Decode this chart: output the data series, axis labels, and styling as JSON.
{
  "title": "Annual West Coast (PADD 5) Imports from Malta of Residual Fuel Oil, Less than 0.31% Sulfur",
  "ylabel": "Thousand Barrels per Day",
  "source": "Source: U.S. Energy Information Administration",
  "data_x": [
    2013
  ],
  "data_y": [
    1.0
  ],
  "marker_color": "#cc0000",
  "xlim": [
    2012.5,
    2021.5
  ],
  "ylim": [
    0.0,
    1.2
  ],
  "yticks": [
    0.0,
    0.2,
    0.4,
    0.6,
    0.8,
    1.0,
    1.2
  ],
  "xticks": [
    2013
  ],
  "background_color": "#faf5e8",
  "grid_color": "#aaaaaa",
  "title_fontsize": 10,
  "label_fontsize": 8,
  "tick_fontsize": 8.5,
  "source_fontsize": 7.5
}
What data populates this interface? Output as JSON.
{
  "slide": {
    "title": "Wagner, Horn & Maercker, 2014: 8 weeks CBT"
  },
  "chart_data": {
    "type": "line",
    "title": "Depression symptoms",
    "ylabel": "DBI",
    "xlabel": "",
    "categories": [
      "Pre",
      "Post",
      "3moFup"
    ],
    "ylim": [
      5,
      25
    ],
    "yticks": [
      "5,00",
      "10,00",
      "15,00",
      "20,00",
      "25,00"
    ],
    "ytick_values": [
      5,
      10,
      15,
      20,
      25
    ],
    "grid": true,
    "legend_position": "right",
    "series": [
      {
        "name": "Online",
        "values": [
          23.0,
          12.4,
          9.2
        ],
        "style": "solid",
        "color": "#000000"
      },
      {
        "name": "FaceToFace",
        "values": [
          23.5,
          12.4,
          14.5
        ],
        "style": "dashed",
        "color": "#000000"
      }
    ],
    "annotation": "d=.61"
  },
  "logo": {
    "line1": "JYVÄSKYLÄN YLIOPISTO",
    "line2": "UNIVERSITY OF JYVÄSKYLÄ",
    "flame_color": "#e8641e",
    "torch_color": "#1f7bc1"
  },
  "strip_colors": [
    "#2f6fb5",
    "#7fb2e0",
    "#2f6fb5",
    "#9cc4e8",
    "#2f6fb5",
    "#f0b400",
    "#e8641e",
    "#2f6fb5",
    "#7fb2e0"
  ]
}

--

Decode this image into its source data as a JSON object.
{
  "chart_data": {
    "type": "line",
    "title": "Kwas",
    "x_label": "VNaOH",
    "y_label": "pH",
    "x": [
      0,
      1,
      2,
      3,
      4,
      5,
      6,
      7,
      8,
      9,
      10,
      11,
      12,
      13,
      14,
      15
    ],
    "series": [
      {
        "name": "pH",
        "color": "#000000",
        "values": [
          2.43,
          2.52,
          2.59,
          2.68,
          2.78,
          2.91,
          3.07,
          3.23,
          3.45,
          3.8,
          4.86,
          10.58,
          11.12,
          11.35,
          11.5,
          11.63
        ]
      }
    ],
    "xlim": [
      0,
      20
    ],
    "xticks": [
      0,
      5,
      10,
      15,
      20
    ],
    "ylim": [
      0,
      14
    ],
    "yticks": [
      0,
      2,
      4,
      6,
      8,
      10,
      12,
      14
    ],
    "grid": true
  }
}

--

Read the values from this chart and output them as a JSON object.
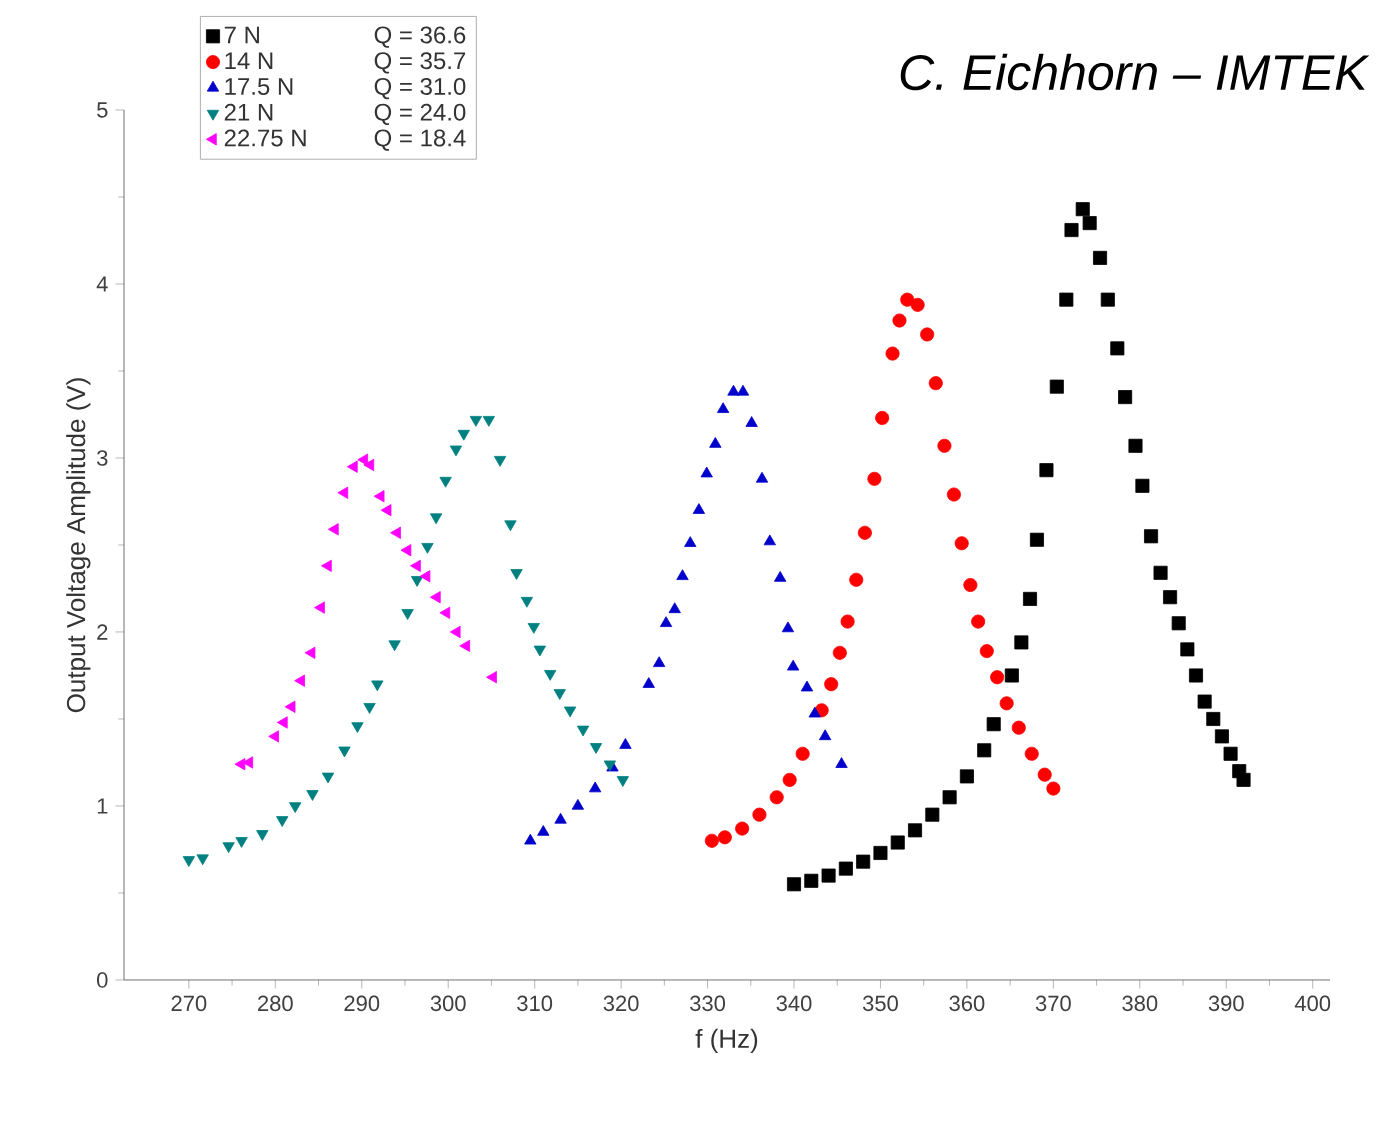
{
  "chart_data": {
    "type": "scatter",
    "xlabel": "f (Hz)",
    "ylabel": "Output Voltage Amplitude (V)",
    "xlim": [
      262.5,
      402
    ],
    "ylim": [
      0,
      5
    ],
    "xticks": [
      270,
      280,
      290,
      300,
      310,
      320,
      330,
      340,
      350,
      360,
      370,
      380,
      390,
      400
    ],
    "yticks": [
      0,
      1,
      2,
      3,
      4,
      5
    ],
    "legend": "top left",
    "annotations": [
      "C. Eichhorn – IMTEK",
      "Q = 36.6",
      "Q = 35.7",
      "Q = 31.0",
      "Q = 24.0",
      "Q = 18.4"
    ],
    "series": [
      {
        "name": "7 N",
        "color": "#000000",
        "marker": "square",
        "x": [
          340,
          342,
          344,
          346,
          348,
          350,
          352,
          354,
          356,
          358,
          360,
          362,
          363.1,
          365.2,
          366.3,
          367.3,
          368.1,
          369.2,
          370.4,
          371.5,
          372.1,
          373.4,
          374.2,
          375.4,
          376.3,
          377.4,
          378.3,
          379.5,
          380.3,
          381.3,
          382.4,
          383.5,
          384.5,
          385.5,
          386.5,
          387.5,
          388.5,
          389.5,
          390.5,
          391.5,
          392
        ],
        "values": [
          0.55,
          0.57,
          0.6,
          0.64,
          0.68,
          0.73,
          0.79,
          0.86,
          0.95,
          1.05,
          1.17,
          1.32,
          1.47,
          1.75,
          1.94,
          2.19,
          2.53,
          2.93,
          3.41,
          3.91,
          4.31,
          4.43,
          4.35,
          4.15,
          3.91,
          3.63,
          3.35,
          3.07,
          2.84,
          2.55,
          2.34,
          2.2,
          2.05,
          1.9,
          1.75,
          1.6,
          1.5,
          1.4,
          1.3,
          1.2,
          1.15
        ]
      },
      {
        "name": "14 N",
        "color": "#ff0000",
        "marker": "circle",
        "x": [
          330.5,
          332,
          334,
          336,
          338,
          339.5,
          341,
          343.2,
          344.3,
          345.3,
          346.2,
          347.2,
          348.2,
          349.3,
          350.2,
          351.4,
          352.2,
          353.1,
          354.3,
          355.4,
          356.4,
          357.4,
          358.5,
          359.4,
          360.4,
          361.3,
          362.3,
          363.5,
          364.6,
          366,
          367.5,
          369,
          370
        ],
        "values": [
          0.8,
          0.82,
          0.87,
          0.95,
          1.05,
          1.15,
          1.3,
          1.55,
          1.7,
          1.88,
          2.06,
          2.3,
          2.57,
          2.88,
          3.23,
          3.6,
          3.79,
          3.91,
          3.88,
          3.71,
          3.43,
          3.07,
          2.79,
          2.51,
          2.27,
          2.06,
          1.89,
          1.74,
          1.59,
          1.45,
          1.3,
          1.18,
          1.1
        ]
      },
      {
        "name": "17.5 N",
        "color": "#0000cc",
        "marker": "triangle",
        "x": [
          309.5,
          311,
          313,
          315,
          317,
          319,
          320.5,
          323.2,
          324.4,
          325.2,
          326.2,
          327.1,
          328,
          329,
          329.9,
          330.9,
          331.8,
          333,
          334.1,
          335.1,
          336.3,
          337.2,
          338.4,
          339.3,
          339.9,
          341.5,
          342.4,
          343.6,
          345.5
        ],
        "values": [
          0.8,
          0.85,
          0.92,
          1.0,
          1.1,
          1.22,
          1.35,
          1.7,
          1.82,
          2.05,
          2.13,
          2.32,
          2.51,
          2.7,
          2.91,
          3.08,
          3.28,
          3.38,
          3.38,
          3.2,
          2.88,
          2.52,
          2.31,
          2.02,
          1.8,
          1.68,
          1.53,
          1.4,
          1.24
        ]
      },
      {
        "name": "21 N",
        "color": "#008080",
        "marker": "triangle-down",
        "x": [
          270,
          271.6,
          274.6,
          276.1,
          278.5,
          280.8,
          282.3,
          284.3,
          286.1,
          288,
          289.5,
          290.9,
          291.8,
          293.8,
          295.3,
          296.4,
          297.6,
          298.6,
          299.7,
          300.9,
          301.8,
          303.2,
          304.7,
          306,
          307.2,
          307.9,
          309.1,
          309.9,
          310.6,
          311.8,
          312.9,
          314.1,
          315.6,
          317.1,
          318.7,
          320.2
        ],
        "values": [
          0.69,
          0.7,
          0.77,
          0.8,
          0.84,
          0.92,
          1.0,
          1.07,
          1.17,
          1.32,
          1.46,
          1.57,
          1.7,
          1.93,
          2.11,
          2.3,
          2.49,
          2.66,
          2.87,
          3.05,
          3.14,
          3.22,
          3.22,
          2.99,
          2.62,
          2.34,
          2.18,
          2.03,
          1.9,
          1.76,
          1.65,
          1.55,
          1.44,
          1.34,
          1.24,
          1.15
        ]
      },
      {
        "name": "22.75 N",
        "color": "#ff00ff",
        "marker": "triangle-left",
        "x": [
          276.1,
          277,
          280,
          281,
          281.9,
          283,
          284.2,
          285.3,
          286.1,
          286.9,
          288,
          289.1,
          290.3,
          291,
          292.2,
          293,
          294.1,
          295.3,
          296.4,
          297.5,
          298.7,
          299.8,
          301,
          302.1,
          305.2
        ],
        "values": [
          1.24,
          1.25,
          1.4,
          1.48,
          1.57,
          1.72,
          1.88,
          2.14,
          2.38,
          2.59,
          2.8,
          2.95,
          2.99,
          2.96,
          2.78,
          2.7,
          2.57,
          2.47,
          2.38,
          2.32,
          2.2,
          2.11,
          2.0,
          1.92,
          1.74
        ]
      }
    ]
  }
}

- [Exercise prompt]
Gather from the data above every line with the string "JSON".

- [Right answer]
Decode this chart: output the data series, axis labels, and styling as JSON.
What data populates this interface? Output as JSON.
Decode this image into its source data as a JSON object.
Read the values from this chart and output them as a JSON object.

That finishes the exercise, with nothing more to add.